| Data excerpts |
_ _ _ _
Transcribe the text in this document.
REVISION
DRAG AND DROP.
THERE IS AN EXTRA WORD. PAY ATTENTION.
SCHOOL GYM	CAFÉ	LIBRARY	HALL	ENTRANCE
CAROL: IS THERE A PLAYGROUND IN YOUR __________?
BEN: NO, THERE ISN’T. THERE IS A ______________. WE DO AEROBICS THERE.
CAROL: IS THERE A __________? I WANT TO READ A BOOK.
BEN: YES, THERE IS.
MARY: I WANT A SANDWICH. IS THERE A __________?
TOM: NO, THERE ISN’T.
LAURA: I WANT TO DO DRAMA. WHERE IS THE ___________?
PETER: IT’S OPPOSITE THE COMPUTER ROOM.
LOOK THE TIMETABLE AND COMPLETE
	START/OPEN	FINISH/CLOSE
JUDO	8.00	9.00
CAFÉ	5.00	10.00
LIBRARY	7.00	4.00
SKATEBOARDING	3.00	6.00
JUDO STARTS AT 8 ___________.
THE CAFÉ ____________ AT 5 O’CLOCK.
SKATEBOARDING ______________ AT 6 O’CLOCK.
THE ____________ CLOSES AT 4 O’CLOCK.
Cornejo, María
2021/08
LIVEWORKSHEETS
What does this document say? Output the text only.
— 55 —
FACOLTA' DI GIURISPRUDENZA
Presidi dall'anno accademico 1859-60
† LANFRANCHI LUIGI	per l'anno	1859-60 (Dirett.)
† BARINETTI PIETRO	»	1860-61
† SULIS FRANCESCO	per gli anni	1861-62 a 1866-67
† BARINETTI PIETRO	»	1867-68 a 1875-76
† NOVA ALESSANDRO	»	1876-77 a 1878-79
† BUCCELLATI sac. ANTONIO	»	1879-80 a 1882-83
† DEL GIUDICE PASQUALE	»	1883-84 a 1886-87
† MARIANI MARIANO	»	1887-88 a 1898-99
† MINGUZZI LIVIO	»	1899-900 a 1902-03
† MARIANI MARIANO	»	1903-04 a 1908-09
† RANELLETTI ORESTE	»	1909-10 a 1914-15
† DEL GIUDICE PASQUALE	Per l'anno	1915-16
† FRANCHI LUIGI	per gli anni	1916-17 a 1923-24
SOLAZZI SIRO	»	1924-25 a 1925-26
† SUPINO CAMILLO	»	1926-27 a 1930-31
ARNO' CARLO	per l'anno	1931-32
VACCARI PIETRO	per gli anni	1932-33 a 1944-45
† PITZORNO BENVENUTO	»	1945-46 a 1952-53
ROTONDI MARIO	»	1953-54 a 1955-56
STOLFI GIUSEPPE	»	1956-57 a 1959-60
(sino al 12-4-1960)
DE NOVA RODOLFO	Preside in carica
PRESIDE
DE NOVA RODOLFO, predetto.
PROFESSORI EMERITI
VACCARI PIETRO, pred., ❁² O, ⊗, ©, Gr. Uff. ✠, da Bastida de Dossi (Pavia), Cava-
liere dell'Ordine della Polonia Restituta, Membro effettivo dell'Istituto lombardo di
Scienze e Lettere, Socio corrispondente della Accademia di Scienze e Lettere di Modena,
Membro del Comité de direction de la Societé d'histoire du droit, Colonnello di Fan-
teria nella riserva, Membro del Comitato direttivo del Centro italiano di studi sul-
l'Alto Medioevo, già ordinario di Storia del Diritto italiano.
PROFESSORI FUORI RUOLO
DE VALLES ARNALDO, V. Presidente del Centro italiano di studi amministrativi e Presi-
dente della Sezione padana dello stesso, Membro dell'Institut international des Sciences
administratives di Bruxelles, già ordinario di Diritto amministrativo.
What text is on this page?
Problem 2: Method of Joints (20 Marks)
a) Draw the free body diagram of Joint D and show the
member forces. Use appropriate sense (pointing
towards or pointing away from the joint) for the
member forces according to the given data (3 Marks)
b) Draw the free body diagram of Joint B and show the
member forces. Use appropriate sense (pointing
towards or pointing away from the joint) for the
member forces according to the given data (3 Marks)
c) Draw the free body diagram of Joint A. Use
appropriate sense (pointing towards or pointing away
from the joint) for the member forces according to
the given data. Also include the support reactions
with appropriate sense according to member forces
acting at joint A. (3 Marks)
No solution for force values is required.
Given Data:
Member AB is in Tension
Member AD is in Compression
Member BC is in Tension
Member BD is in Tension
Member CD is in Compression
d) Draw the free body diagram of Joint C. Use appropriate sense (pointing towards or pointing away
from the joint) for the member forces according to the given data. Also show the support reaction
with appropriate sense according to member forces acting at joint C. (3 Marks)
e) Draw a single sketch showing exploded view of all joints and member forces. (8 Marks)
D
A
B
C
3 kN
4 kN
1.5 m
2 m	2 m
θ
_ _ _ _
| Stated task |
Reproduce each line from the records that contains the word "according".

| Result |
member forces according to the given data (3 Marks)
member forces according to the given data (3 Marks)
from the joint) for the member forces according to
with appropriate sense according to member forces
from the joint) for the member forces according to the given data. Also show the support reaction
with appropriate sense according to member forces acting at joint C. (3 Marks)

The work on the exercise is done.